[Goal] Retype the listing that follows, exactly as written.

[Dataset items]
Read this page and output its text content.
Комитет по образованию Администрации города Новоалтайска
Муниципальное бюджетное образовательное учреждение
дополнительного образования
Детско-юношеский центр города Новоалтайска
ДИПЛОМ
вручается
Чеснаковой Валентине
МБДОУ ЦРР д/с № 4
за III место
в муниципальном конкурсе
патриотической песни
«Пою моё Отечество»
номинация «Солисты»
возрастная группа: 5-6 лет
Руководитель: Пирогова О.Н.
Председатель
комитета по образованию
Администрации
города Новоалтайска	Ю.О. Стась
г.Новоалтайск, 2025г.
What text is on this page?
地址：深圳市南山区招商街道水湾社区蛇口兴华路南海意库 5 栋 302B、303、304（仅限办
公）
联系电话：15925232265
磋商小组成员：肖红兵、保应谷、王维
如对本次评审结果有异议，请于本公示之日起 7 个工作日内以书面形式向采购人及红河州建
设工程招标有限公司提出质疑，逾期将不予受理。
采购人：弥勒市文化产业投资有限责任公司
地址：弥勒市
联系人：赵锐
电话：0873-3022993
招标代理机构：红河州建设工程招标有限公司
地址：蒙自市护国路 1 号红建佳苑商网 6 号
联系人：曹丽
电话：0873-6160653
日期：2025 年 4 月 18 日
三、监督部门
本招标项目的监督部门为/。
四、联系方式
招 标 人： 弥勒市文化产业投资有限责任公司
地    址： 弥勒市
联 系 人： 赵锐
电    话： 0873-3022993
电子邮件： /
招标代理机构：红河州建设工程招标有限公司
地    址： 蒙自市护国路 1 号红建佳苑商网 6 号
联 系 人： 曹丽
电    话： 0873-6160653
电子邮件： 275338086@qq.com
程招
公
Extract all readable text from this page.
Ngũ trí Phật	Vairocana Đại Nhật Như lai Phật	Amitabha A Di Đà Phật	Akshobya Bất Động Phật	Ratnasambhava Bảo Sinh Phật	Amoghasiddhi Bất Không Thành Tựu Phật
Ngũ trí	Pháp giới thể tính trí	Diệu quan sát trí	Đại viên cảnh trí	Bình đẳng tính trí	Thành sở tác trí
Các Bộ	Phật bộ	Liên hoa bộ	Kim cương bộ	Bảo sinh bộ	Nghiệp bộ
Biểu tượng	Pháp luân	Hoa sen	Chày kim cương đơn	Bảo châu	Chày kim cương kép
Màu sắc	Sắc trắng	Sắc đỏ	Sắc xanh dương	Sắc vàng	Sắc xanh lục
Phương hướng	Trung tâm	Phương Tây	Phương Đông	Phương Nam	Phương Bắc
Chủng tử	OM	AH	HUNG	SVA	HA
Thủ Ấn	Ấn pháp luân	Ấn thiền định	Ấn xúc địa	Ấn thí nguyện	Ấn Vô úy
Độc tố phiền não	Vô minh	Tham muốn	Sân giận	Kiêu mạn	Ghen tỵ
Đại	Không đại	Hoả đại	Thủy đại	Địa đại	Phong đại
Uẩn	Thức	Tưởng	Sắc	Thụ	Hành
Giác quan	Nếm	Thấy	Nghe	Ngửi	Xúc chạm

[Output of the task]
Read this page and output its text content.
Комитет по образованию Администрации города Новоалтайска
Муниципальное бюджетное образовательное учреждение
дополнительного образования
Детско-юношеский центр города Новоалтайска
ДИПЛОМ
вручается
Чеснаковой Валентине
МБДОУ ЦРР д/с № 4
за III место
в муниципальном конкурсе
патриотической песни
«Пою моё Отечество»
номинация «Солисты»
возрастная группа: 5-6 лет
Руководитель: Пирогова О.Н.
Председатель
комитета по образованию
Администрации
города Новоалтайска	Ю.О. Стась
г.Новоалтайск, 2025г.
What text is on this page?
地址：深圳市南山区招商街道水湾社区蛇口兴华路南海意库 5 栋 302B、303、304（仅限办
公）
联系电话：15925232265
磋商小组成员：肖红兵、保应谷、王维
如对本次评审结果有异议，请于本公示之日起 7 个工作日内以书面形式向采购人及红河州建
设工程招标有限公司提出质疑，逾期将不予受理。
采购人：弥勒市文化产业投资有限责任公司
地址：弥勒市
联系人：赵锐
电话：0873-3022993
招标代理机构：红河州建设工程招标有限公司
地址：蒙自市护国路 1 号红建佳苑商网 6 号
联系人：曹丽
电话：0873-6160653
日期：2025 年 4 月 18 日
三、监督部门
本招标项目的监督部门为/。
四、联系方式
招 标 人： 弥勒市文化产业投资有限责任公司
地    址： 弥勒市
联 系 人： 赵锐
电    话： 0873-3022993
电子邮件： /
招标代理机构：红河州建设工程招标有限公司
地    址： 蒙自市护国路 1 号红建佳苑商网 6 号
联 系 人： 曹丽
电    话： 0873-6160653
电子邮件： 275338086@qq.com
程招
公
Extract all readable text from this page.
Ngũ trí Phật	Vairocana Đại Nhật Như lai Phật	Amitabha A Di Đà Phật	Akshobya Bất Động Phật	Ratnasambhava Bảo Sinh Phật	Amoghasiddhi Bất Không Thành Tựu Phật
Ngũ trí	Pháp giới thể tính trí	Diệu quan sát trí	Đại viên cảnh trí	Bình đẳng tính trí	Thành sở tác trí
Các Bộ	Phật bộ	Liên hoa bộ	Kim cương bộ	Bảo sinh bộ	Nghiệp bộ
Biểu tượng	Pháp luân	Hoa sen	Chày kim cương đơn	Bảo châu	Chày kim cương kép
Màu sắc	Sắc trắng	Sắc đỏ	Sắc xanh dương	Sắc vàng	Sắc xanh lục
Phương hướng	Trung tâm	Phương Tây	Phương Đông	Phương Nam	Phương Bắc
Chủng tử	OM	AH	HUNG	SVA	HA
Thủ Ấn	Ấn pháp luân	Ấn thiền định	Ấn xúc địa	Ấn thí nguyện	Ấn Vô úy
Độc tố phiền não	Vô minh	Tham muốn	Sân giận	Kiêu mạn	Ghen tỵ
Đại	Không đại	Hoả đại	Thủy đại	Địa đại	Phong đại
Uẩn	Thức	Tưởng	Sắc	Thụ	Hành
Giác quan	Nếm	Thấy	Nghe	Ngửi	Xúc chạm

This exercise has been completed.